> _PROBLEM A_: Filter the entries below, keeping every line that contains the string "area".
[START EXTRACT TO READ]
Thursday, April 27, 2017

How Maritime Insurance Built Ancient Rome

Yes, insurance, that's wot done it.

Pre-coffeehouse insurance mart

From Priceonomics, Mar. 18, 2016:
In Ancient Rome, shipping was a very big deal.
Sea voyages were a major economic activity—and a risky one. Ships sank, ran afoul of piracy, suffered delays due to weather, or arrived to find that prices were unexpectedly low. This made insuring and financing voyages the high finance of the time. Before there were private equity firms and hedge funds, there was cargo insurance. It was a speculative way for wealthy families and private banks to earn high returns—as long as ships arrived safely in harbor.
Today, however, the shipping industry no longer dominates the way it did in Ancient Greece and Rome or 18th century London. Most people never consider the skyscraper-sized container ships that carry clothes, grain, and other cargo from one port to another. 
Nor do most people consider the $30 billion maritime insurance industry that insures that cargo for a few cents on the dollar against the possibility of, say, a giant container of cargo falling overboard in stormy seas—a calamity that befalls an estimated 2,000 to 10,000containers (much less than 1% of all containers) each year. 
But 2,000 years ago, cargo insurance was also essential to the survival of some of the world’s first great cities. Rome’s population was the largest in the Western world until 18th century London. Athens and other Greek cities grew large on the strength of their ports rather than landholdings. Without the Ancient Romans insuring trading ships, those cities would never have received enough food each year to become large urban centers whose accomplishments we still study and admire today. 
An Alternative to the Oracle
Maritime insurance is the oldest form of insurance by centuries. But it looked very different when it was sought by sailors crossing the seas that Odysseus had found so perilous. It was much more speculative.
[END EXTRACT TO READ]
[START DATASET]
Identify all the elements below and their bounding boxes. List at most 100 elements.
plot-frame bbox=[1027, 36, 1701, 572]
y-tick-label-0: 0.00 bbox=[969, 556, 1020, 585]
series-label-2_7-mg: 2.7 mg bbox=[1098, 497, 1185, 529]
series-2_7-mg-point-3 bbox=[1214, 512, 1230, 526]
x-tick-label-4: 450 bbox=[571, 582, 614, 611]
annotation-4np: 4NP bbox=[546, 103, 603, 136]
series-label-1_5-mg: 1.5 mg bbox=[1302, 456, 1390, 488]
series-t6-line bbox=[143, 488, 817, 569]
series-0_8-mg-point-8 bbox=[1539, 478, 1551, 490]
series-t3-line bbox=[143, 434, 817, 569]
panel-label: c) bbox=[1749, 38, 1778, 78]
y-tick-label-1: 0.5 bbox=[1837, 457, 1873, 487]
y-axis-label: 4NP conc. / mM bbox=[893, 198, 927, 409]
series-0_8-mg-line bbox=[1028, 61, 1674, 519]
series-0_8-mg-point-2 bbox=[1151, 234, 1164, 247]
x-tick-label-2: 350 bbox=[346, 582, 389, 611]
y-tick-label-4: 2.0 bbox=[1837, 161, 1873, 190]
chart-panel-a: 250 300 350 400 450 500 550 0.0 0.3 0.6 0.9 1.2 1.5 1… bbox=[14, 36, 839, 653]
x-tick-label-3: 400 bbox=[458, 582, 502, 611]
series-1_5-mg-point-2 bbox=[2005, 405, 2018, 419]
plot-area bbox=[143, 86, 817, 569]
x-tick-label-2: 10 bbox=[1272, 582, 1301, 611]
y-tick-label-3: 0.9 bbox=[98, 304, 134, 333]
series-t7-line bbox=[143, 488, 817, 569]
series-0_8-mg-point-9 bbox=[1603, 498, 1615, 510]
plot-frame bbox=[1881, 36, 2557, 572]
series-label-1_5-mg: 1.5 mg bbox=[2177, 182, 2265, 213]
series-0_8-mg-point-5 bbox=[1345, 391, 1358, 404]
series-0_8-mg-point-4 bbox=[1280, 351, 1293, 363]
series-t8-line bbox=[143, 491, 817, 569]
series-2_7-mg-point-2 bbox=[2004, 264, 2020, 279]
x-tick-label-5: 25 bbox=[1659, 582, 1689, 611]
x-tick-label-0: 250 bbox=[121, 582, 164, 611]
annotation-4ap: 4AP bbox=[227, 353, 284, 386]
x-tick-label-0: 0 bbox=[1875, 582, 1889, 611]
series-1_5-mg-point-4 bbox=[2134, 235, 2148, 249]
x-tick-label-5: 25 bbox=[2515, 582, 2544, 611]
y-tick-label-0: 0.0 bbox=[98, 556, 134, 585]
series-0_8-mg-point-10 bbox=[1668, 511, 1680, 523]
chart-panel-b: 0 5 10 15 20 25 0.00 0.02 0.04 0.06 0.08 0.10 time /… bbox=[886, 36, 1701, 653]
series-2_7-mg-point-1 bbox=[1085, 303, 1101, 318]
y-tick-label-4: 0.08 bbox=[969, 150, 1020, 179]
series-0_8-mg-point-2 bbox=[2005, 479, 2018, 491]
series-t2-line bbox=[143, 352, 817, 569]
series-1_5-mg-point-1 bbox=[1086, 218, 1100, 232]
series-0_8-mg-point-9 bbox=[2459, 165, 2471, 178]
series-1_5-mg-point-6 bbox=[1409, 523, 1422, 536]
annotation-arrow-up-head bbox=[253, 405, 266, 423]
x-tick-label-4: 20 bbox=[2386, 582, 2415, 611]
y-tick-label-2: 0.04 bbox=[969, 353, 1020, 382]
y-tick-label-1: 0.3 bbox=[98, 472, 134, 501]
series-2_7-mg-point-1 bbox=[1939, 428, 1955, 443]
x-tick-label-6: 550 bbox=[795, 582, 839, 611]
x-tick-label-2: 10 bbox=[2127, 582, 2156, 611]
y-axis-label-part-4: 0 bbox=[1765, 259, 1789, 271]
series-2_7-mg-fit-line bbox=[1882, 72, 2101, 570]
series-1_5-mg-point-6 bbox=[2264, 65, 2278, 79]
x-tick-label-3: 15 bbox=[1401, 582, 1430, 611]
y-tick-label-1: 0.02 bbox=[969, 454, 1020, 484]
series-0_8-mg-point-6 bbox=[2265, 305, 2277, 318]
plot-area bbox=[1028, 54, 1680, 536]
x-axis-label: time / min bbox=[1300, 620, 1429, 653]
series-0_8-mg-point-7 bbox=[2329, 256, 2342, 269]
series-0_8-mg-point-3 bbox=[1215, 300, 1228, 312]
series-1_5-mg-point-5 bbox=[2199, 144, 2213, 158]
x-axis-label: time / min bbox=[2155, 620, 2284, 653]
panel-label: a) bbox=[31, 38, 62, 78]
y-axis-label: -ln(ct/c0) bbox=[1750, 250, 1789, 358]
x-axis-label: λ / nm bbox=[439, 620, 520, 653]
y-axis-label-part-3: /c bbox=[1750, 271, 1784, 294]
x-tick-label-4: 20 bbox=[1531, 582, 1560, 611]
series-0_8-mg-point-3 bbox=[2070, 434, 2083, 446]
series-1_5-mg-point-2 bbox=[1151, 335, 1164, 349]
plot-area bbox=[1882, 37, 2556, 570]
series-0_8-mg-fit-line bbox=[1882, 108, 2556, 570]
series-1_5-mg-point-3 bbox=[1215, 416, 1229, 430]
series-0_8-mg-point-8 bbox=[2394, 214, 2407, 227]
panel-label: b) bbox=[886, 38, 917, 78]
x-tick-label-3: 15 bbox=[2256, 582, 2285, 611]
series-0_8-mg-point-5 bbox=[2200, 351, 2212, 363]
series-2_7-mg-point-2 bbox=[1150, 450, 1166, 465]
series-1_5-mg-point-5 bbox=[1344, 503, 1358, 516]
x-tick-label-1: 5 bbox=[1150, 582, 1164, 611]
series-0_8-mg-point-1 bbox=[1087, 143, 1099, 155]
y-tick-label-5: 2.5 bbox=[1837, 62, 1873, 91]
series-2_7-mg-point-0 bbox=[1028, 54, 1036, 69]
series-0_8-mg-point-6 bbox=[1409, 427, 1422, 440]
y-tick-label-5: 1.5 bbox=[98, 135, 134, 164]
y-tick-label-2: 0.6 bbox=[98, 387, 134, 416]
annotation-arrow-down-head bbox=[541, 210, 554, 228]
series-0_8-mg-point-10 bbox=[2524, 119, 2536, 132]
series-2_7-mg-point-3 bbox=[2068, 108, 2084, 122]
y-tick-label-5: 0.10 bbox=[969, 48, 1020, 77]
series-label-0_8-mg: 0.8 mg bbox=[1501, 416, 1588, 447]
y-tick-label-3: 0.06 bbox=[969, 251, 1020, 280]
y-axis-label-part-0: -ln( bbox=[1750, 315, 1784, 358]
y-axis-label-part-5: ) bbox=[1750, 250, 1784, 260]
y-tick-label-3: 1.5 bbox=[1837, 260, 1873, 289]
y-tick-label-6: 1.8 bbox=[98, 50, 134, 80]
[END DATASET]
> _PROBLEM B_: Duplicate the passage of the maritime insurance article above from "How Maritime Insurance" to "safely in harbor.".

> _TASK ANSWER A_:
plot-area bbox=[143, 86, 817, 569]
plot-area bbox=[1028, 54, 1680, 536]
plot-area bbox=[1882, 37, 2556, 570]

> _TASK ANSWER B_:
How Maritime Insurance Built Ancient Rome

Yes, insurance, that's wot done it.

Pre-coffeehouse insurance mart

From Priceonomics, Mar. 18, 2016:
In Ancient Rome, shipping was a very big deal.
Sea voyages were a major economic activity—and a risky one. Ships sank, ran afoul of piracy, suffered delays due to weather, or arrived to find that prices were unexpectedly low. This made insuring and financing voyages the high finance of the time. Before there were private equity firms and hedge funds, there was cargo insurance. It was a speculative way for wealthy families and private banks to earn high returns—as long as ships arrived safely in harbor.